TRECHO SELECIONADO:
————
Pontifícia Universidade Católica de São Paulo (PUC-SP) Programa de Estudos Pós-Graduados em Educação: Psicologia da Educação Rua Monte Alegre, 984 - Perdizes - São Paulo - SP Tel.: (11) 3670.8527 e-mail: [email protected]
241
INSTRUÇÕES
Ao buscarmos pesquisar a Educação para a Paz, entre os muitos princípios
que a alicerçam, emerge a Tolerância. Reconhecendo, por seu turno, a
complexidade de características e elementos que perfazem a Tolerância, elencamos
em nossa investigação três dimensões para um maior aprofundamento analítico:
1. Liberdade de Expressão e Pensamento.
2. Direitos Sociais.
3. Político-Ideológica.
Tendo em vista essas três dimensões supracitadas da Tolerância, será
elaborado um questionário que utilizará a técnica Q e permitirá estabelecer uma
correlação entre as frases, definindo assim o sentido atribuído pelos participantes ao
conceito de Tolerância.
————
MATERIAL:
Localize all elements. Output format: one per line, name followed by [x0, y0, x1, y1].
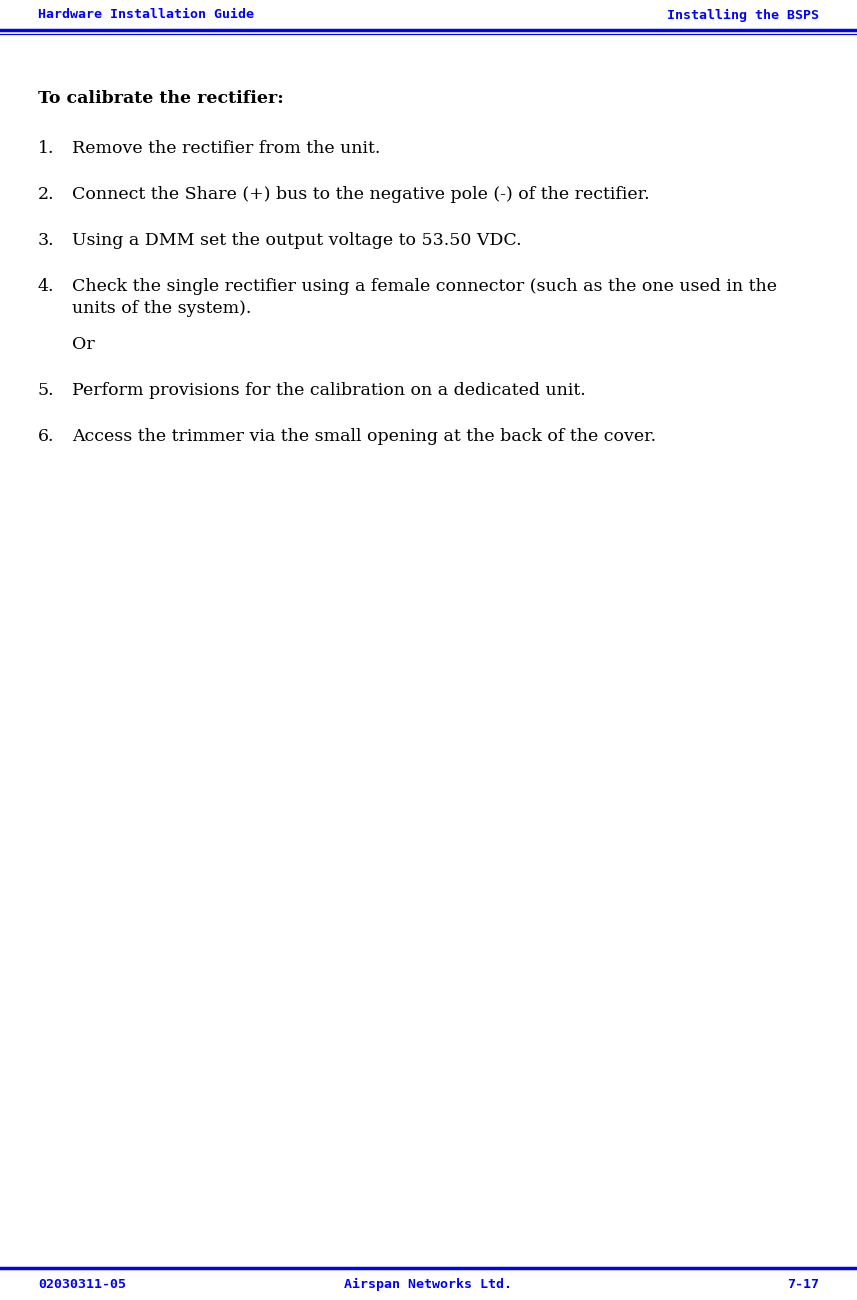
————
DESCRIÇÃO DA TAREFA: Transcreva do trecho sobre a Tolerância tudo o que vai de "3. Político-Ideológica." até "conceito de Tolerância.". O material não é necessário para realizar esta atividade.

RESOLUÇÃO DO PROBLEMA:
3. Político-Ideológica.
Tendo em vista essas três dimensões supracitadas da Tolerância, será
elaborado um questionário que utilizará a técnica Q e permitirá estabelecer uma
correlação entre as frases, definindo assim o sentido atribuído pelos participantes ao
conceito de Tolerância.